SET TASK: Copy each line of the data below with the word "grid".

Dataset records:
______________________________
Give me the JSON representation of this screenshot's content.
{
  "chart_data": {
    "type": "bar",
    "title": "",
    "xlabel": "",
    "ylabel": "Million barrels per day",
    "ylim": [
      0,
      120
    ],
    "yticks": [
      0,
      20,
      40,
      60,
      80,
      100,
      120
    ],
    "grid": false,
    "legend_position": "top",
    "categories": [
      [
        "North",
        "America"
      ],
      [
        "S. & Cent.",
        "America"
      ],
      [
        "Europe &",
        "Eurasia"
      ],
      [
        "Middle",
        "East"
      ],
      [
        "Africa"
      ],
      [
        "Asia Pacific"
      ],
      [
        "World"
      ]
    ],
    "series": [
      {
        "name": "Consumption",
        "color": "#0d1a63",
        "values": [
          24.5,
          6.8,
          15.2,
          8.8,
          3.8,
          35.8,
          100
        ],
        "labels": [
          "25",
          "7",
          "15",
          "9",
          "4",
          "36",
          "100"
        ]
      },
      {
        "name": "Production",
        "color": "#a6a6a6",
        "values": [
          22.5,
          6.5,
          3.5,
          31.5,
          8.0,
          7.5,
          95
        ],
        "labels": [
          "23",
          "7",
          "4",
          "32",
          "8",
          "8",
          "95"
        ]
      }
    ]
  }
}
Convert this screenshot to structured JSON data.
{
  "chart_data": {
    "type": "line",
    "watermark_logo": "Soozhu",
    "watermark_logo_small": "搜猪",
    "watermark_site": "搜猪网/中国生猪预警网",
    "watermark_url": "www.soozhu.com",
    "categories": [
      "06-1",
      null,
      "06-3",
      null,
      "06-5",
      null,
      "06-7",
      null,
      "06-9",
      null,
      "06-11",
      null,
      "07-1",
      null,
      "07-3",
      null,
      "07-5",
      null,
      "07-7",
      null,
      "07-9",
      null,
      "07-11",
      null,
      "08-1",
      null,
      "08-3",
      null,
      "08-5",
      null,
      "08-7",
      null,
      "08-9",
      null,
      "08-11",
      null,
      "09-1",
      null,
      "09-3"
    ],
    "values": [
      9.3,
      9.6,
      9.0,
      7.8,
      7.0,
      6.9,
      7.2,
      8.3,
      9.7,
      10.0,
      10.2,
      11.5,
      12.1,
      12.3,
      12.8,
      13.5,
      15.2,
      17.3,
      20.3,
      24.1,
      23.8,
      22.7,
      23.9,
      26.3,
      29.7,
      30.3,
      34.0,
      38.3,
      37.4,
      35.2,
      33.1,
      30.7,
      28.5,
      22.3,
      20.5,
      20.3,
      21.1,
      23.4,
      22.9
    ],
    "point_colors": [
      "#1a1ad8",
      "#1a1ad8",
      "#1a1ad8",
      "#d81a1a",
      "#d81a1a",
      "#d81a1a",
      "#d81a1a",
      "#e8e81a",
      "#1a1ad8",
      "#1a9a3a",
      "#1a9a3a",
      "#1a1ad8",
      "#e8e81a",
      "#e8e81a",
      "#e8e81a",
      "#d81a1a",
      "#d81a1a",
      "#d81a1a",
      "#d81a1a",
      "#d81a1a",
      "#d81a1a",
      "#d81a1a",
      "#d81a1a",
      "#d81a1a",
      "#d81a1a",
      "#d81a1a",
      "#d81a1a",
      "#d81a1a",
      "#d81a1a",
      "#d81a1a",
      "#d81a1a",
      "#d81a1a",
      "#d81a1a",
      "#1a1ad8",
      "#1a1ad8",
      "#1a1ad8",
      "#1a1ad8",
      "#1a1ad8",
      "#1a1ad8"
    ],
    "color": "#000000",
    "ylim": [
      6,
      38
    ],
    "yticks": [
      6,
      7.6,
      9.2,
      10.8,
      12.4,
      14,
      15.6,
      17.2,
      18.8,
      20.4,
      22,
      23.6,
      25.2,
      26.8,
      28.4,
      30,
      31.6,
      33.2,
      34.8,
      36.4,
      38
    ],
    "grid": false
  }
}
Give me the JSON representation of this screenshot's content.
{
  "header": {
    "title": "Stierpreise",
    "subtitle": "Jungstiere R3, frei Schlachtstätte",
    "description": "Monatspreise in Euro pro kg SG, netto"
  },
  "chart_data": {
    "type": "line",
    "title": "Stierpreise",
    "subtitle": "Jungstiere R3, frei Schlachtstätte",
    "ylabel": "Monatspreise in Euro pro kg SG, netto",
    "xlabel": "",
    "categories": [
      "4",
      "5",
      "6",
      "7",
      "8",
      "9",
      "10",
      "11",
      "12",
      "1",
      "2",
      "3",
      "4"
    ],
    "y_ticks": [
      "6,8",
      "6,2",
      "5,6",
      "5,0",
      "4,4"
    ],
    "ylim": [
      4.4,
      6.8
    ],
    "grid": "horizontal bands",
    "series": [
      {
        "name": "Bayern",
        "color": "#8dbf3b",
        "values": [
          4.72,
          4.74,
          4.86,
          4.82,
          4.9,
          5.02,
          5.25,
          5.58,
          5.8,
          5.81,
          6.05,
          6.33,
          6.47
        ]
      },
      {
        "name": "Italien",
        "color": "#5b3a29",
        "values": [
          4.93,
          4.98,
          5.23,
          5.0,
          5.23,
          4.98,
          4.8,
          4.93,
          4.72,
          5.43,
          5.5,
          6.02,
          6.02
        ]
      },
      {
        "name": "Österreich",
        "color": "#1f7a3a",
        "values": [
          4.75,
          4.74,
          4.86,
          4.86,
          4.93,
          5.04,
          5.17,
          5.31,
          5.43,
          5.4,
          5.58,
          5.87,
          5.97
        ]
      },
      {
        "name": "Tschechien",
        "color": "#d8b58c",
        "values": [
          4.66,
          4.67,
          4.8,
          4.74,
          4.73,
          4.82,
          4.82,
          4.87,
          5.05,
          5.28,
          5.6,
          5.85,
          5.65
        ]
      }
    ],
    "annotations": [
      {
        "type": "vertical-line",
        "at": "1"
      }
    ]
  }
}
______________________________
THE SOLUTION:
    "grid": false,
    "grid": false
    "grid": "horizontal bands",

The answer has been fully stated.